**Problem details**
Exactly as they appear, output all of the records. Skip any images.

Data records:
*****
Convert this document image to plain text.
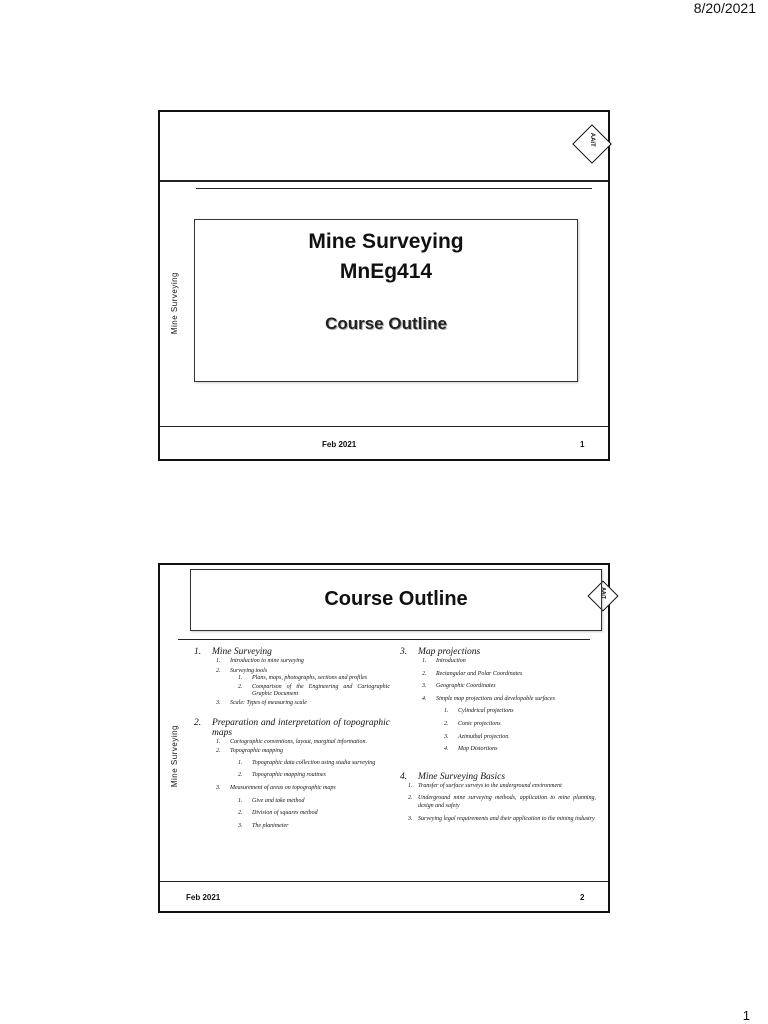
8/20/2021
AAiT
Mine Surveying
Mine Surveying
MnEg414
Course Outline
Feb 2021	1
AAiT
Course Outline
Mine Surveying
1. Mine Surveying
1.	Introduction to mine surveying
2.	Surveying tools
1.	Plans, maps, photographs, sections and profiles
2.	Comparison of the Engineering and Cartographic Graphic Document
3.	Scale: Types of measuring scale
2.	Preparation and interpretation of topographic maps
1.	Cartographic conventions, layout, marginal information.
2.	Topographic mapping
1.	Topographic data collection using stadia surveying
2.	Topographic mapping routines
3.	Measurement of areas on topographic maps
1.	Give and take method
2.	Division of squares method
3.	The planimeter
3. Map projections
1.	Introduction
2.	Rectangular and Polar Coordinates
3.	Geographic Coordinates
4.	Simple map projections and developable surfaces
1.	Cylindrical projections
2.	Conic projections
3.	Azimuthal projection.
4.	Map Distortions
4. Mine Surveying Basics
1. Transfer of surface surveys to the underground environment
2. Underground mine surveying methods, application to mine planning, design and safety
3. Surveying legal requirements and their application to the mining industry
Feb 2021	2
1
*****
**Solved problem**
Convert this document image to plain text.
8/20/2021
AAiT
Mine Surveying
Mine Surveying
MnEg414
Course Outline
Feb 2021	1
AAiT
Course Outline
Mine Surveying
1. Mine Surveying
1.	Introduction to mine surveying
2.	Surveying tools
1.	Plans, maps, photographs, sections and profiles
2.	Comparison of the Engineering and Cartographic Graphic Document
3.	Scale: Types of measuring scale
2.	Preparation and interpretation of topographic maps
1.	Cartographic conventions, layout, marginal information.
2.	Topographic mapping
1.	Topographic data collection using stadia surveying
2.	Topographic mapping routines
3.	Measurement of areas on topographic maps
1.	Give and take method
2.	Division of squares method
3.	The planimeter
3. Map projections
1.	Introduction
2.	Rectangular and Polar Coordinates
3.	Geographic Coordinates
4.	Simple map projections and developable surfaces
1.	Cylindrical projections
2.	Conic projections
3.	Azimuthal projection.
4.	Map Distortions
4. Mine Surveying Basics
1. Transfer of surface surveys to the underground environment
2. Underground mine surveying methods, application to mine planning, design and safety
3. Surveying legal requirements and their application to the mining industry
Feb 2021	2
1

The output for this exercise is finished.